### TASK PROMPT
Every line below is to be quoted exactly, with nothing added or dropped.

Some records:
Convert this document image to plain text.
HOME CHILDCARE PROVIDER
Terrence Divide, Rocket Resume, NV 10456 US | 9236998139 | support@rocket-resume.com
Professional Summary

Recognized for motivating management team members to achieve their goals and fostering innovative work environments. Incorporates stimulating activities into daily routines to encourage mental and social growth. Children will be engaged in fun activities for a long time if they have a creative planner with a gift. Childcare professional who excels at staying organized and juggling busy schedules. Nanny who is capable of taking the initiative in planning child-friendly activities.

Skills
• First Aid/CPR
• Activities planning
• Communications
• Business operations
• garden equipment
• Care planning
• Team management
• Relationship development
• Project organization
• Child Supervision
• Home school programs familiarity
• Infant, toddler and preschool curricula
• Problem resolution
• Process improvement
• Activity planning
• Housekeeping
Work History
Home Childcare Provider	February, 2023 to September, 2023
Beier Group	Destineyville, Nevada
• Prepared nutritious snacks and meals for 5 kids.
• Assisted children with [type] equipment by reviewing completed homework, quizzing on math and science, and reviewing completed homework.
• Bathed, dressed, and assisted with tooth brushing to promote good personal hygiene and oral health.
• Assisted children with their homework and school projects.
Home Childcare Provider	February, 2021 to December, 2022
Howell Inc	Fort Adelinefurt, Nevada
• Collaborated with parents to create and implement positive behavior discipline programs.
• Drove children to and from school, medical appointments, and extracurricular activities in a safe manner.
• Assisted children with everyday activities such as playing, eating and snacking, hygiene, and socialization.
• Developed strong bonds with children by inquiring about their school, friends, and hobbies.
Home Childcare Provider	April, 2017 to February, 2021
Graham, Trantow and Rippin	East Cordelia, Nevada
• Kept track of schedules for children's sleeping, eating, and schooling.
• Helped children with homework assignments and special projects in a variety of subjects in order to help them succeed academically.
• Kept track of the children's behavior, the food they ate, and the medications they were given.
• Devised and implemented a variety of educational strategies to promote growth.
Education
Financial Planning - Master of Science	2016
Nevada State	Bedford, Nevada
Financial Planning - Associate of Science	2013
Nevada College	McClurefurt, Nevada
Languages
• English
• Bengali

### FULL RESPONSE
Convert this document image to plain text.
HOME CHILDCARE PROVIDER
Terrence Divide, Rocket Resume, NV 10456 US | 9236998139 | support@rocket-resume.com
Professional Summary

Recognized for motivating management team members to achieve their goals and fostering innovative work environments. Incorporates stimulating activities into daily routines to encourage mental and social growth. Children will be engaged in fun activities for a long time if they have a creative planner with a gift. Childcare professional who excels at staying organized and juggling busy schedules. Nanny who is capable of taking the initiative in planning child-friendly activities.

Skills
• First Aid/CPR
• Activities planning
• Communications
• Business operations
• garden equipment
• Care planning
• Team management
• Relationship development
• Project organization
• Child Supervision
• Home school programs familiarity
• Infant, toddler and preschool curricula
• Problem resolution
• Process improvement
• Activity planning
• Housekeeping
Work History
Home Childcare Provider	February, 2023 to September, 2023
Beier Group	Destineyville, Nevada
• Prepared nutritious snacks and meals for 5 kids.
• Assisted children with [type] equipment by reviewing completed homework, quizzing on math and science, and reviewing completed homework.
• Bathed, dressed, and assisted with tooth brushing to promote good personal hygiene and oral health.
• Assisted children with their homework and school projects.
Home Childcare Provider	February, 2021 to December, 2022
Howell Inc	Fort Adelinefurt, Nevada
• Collaborated with parents to create and implement positive behavior discipline programs.
• Drove children to and from school, medical appointments, and extracurricular activities in a safe manner.
• Assisted children with everyday activities such as playing, eating and snacking, hygiene, and socialization.
• Developed strong bonds with children by inquiring about their school, friends, and hobbies.
Home Childcare Provider	April, 2017 to February, 2021
Graham, Trantow and Rippin	East Cordelia, Nevada
• Kept track of schedules for children's sleeping, eating, and schooling.
• Helped children with homework assignments and special projects in a variety of subjects in order to help them succeed academically.
• Kept track of the children's behavior, the food they ate, and the medications they were given.
• Devised and implemented a variety of educational strategies to promote growth.
Education
Financial Planning - Master of Science	2016
Nevada State	Bedford, Nevada
Financial Planning - Associate of Science	2013
Nevada College	McClurefurt, Nevada
Languages
• English
• Bengali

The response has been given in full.